» Goal of the exercise:
Repeat the listing in full, exactly as it stands.

[Stored data entries]
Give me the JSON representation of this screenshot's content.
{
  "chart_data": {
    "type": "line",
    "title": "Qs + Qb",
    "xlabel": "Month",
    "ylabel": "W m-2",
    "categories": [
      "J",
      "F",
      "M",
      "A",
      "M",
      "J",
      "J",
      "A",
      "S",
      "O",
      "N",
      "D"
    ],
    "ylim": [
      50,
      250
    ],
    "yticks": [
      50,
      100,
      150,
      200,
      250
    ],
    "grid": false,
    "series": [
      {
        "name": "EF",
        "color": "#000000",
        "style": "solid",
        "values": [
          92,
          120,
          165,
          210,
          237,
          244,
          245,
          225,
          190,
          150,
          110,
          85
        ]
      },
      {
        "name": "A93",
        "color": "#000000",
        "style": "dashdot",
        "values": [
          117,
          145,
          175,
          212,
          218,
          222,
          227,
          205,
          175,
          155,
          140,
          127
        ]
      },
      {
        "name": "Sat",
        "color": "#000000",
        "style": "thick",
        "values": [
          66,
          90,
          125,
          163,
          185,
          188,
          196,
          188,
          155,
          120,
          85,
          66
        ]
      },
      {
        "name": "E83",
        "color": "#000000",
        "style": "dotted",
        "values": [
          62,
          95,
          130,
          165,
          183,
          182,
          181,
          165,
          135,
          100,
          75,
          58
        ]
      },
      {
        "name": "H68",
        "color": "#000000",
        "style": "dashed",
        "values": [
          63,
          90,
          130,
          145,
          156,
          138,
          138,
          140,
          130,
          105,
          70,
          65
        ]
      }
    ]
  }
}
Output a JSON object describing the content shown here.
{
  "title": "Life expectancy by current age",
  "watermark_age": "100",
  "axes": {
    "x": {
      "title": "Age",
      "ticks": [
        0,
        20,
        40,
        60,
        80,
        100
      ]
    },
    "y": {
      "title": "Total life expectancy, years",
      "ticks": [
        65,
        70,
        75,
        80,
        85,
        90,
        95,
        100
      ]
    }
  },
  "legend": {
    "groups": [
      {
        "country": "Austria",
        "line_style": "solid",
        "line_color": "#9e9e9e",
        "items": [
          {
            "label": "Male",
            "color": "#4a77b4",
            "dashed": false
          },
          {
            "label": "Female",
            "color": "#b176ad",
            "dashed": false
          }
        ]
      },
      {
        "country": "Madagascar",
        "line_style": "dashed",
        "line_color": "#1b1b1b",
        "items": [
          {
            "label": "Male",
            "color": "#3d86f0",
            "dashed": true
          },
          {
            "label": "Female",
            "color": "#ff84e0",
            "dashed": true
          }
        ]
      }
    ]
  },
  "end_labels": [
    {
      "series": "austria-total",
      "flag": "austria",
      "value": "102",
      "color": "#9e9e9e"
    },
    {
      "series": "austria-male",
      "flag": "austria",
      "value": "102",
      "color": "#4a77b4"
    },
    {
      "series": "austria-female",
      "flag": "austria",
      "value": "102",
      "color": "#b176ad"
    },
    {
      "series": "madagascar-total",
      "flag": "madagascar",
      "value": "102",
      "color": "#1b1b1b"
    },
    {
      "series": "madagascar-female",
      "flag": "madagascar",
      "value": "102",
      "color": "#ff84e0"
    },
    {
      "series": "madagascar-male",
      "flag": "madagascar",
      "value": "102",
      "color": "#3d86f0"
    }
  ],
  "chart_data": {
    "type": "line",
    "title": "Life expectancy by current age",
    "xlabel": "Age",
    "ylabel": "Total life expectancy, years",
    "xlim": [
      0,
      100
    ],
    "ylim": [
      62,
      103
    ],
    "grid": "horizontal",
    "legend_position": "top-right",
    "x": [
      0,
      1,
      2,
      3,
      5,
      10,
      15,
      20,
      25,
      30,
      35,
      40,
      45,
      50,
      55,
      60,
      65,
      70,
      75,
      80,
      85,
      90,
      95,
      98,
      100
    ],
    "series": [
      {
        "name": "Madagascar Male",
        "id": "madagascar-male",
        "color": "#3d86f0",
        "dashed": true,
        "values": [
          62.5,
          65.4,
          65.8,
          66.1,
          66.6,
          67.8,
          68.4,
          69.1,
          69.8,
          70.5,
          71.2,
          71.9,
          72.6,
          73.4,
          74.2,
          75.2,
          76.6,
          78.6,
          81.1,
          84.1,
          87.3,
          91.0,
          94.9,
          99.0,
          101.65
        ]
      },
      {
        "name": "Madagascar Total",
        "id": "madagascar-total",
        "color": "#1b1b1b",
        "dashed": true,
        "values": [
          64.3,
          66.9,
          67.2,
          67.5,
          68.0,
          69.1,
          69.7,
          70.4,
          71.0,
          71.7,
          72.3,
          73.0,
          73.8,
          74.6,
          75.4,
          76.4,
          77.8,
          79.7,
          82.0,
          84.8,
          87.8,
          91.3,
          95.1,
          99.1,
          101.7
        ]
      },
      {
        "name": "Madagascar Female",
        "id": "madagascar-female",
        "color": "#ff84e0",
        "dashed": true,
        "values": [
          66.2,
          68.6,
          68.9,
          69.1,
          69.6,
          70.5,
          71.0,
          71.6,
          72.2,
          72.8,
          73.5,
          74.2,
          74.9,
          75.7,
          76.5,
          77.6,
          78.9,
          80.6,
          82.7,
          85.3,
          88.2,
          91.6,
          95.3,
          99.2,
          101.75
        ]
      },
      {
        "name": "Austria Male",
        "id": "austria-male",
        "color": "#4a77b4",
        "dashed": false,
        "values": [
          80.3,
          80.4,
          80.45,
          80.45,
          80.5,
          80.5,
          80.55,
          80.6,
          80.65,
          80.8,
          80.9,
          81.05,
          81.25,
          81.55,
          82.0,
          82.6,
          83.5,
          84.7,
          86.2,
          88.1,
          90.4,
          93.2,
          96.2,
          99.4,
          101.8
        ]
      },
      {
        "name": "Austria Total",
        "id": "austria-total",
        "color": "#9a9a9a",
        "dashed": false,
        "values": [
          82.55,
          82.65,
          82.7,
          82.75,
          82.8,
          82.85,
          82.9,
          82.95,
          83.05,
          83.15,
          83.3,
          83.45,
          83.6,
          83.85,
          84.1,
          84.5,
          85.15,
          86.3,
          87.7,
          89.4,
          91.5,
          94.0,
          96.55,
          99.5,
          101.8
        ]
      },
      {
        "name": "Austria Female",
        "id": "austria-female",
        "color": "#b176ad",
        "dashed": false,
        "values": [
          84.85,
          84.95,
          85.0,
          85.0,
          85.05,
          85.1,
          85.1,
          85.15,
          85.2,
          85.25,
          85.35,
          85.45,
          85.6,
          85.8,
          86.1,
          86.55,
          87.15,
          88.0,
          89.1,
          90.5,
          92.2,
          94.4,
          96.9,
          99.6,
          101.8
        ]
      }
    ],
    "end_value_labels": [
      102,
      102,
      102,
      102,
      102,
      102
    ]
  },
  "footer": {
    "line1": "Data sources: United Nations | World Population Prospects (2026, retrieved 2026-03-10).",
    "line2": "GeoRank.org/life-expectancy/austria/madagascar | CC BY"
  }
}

» Expected answer:
Give me the JSON representation of this screenshot's content.
{
  "chart_data": {
    "type": "line",
    "title": "Qs + Qb",
    "xlabel": "Month",
    "ylabel": "W m-2",
    "categories": [
      "J",
      "F",
      "M",
      "A",
      "M",
      "J",
      "J",
      "A",
      "S",
      "O",
      "N",
      "D"
    ],
    "ylim": [
      50,
      250
    ],
    "yticks": [
      50,
      100,
      150,
      200,
      250
    ],
    "grid": false,
    "series": [
      {
        "name": "EF",
        "color": "#000000",
        "style": "solid",
        "values": [
          92,
          120,
          165,
          210,
          237,
          244,
          245,
          225,
          190,
          150,
          110,
          85
        ]
      },
      {
        "name": "A93",
        "color": "#000000",
        "style": "dashdot",
        "values": [
          117,
          145,
          175,
          212,
          218,
          222,
          227,
          205,
          175,
          155,
          140,
          127
        ]
      },
      {
        "name": "Sat",
        "color": "#000000",
        "style": "thick",
        "values": [
          66,
          90,
          125,
          163,
          185,
          188,
          196,
          188,
          155,
          120,
          85,
          66
        ]
      },
      {
        "name": "E83",
        "color": "#000000",
        "style": "dotted",
        "values": [
          62,
          95,
          130,
          165,
          183,
          182,
          181,
          165,
          135,
          100,
          75,
          58
        ]
      },
      {
        "name": "H68",
        "color": "#000000",
        "style": "dashed",
        "values": [
          63,
          90,
          130,
          145,
          156,
          138,
          138,
          140,
          130,
          105,
          70,
          65
        ]
      }
    ]
  }
}
Output a JSON object describing the content shown here.
{
  "title": "Life expectancy by current age",
  "watermark_age": "100",
  "axes": {
    "x": {
      "title": "Age",
      "ticks": [
        0,
        20,
        40,
        60,
        80,
        100
      ]
    },
    "y": {
      "title": "Total life expectancy, years",
      "ticks": [
        65,
        70,
        75,
        80,
        85,
        90,
        95,
        100
      ]
    }
  },
  "legend": {
    "groups": [
      {
        "country": "Austria",
        "line_style": "solid",
        "line_color": "#9e9e9e",
        "items": [
          {
            "label": "Male",
            "color": "#4a77b4",
            "dashed": false
          },
          {
            "label": "Female",
            "color": "#b176ad",
            "dashed": false
          }
        ]
      },
      {
        "country": "Madagascar",
        "line_style": "dashed",
        "line_color": "#1b1b1b",
        "items": [
          {
            "label": "Male",
            "color": "#3d86f0",
            "dashed": true
          },
          {
            "label": "Female",
            "color": "#ff84e0",
            "dashed": true
          }
        ]
      }
    ]
  },
  "end_labels": [
    {
      "series": "austria-total",
      "flag": "austria",
      "value": "102",
      "color": "#9e9e9e"
    },
    {
      "series": "austria-male",
      "flag": "austria",
      "value": "102",
      "color": "#4a77b4"
    },
    {
      "series": "austria-female",
      "flag": "austria",
      "value": "102",
      "color": "#b176ad"
    },
    {
      "series": "madagascar-total",
      "flag": "madagascar",
      "value": "102",
      "color": "#1b1b1b"
    },
    {
      "series": "madagascar-female",
      "flag": "madagascar",
      "value": "102",
      "color": "#ff84e0"
    },
    {
      "series": "madagascar-male",
      "flag": "madagascar",
      "value": "102",
      "color": "#3d86f0"
    }
  ],
  "chart_data": {
    "type": "line",
    "title": "Life expectancy by current age",
    "xlabel": "Age",
    "ylabel": "Total life expectancy, years",
    "xlim": [
      0,
      100
    ],
    "ylim": [
      62,
      103
    ],
    "grid": "horizontal",
    "legend_position": "top-right",
    "x": [
      0,
      1,
      2,
      3,
      5,
      10,
      15,
      20,
      25,
      30,
      35,
      40,
      45,
      50,
      55,
      60,
      65,
      70,
      75,
      80,
      85,
      90,
      95,
      98,
      100
    ],
    "series": [
      {
        "name": "Madagascar Male",
        "id": "madagascar-male",
        "color": "#3d86f0",
        "dashed": true,
        "values": [
          62.5,
          65.4,
          65.8,
          66.1,
          66.6,
          67.8,
          68.4,
          69.1,
          69.8,
          70.5,
          71.2,
          71.9,
          72.6,
          73.4,
          74.2,
          75.2,
          76.6,
          78.6,
          81.1,
          84.1,
          87.3,
          91.0,
          94.9,
          99.0,
          101.65
        ]
      },
      {
        "name": "Madagascar Total",
        "id": "madagascar-total",
        "color": "#1b1b1b",
        "dashed": true,
        "values": [
          64.3,
          66.9,
          67.2,
          67.5,
          68.0,
          69.1,
          69.7,
          70.4,
          71.0,
          71.7,
          72.3,
          73.0,
          73.8,
          74.6,
          75.4,
          76.4,
          77.8,
          79.7,
          82.0,
          84.8,
          87.8,
          91.3,
          95.1,
          99.1,
          101.7
        ]
      },
      {
        "name": "Madagascar Female",
        "id": "madagascar-female",
        "color": "#ff84e0",
        "dashed": true,
        "values": [
          66.2,
          68.6,
          68.9,
          69.1,
          69.6,
          70.5,
          71.0,
          71.6,
          72.2,
          72.8,
          73.5,
          74.2,
          74.9,
          75.7,
          76.5,
          77.6,
          78.9,
          80.6,
          82.7,
          85.3,
          88.2,
          91.6,
          95.3,
          99.2,
          101.75
        ]
      },
      {
        "name": "Austria Male",
        "id": "austria-male",
        "color": "#4a77b4",
        "dashed": false,
        "values": [
          80.3,
          80.4,
          80.45,
          80.45,
          80.5,
          80.5,
          80.55,
          80.6,
          80.65,
          80.8,
          80.9,
          81.05,
          81.25,
          81.55,
          82.0,
          82.6,
          83.5,
          84.7,
          86.2,
          88.1,
          90.4,
          93.2,
          96.2,
          99.4,
          101.8
        ]
      },
      {
        "name": "Austria Total",
        "id": "austria-total",
        "color": "#9a9a9a",
        "dashed": false,
        "values": [
          82.55,
          82.65,
          82.7,
          82.75,
          82.8,
          82.85,
          82.9,
          82.95,
          83.05,
          83.15,
          83.3,
          83.45,
          83.6,
          83.85,
          84.1,
          84.5,
          85.15,
          86.3,
          87.7,
          89.4,
          91.5,
          94.0,
          96.55,
          99.5,
          101.8
        ]
      },
      {
        "name": "Austria Female",
        "id": "austria-female",
        "color": "#b176ad",
        "dashed": false,
        "values": [
          84.85,
          84.95,
          85.0,
          85.0,
          85.05,
          85.1,
          85.1,
          85.15,
          85.2,
          85.25,
          85.35,
          85.45,
          85.6,
          85.8,
          86.1,
          86.55,
          87.15,
          88.0,
          89.1,
          90.5,
          92.2,
          94.4,
          96.9,
          99.6,
          101.8
        ]
      }
    ],
    "end_value_labels": [
      102,
      102,
      102,
      102,
      102,
      102
    ]
  },
  "footer": {
    "line1": "Data sources: United Nations | World Population Prospects (2026, retrieved 2026-03-10).",
    "line2": "GeoRank.org/life-expectancy/austria/madagascar | CC BY"
  }
}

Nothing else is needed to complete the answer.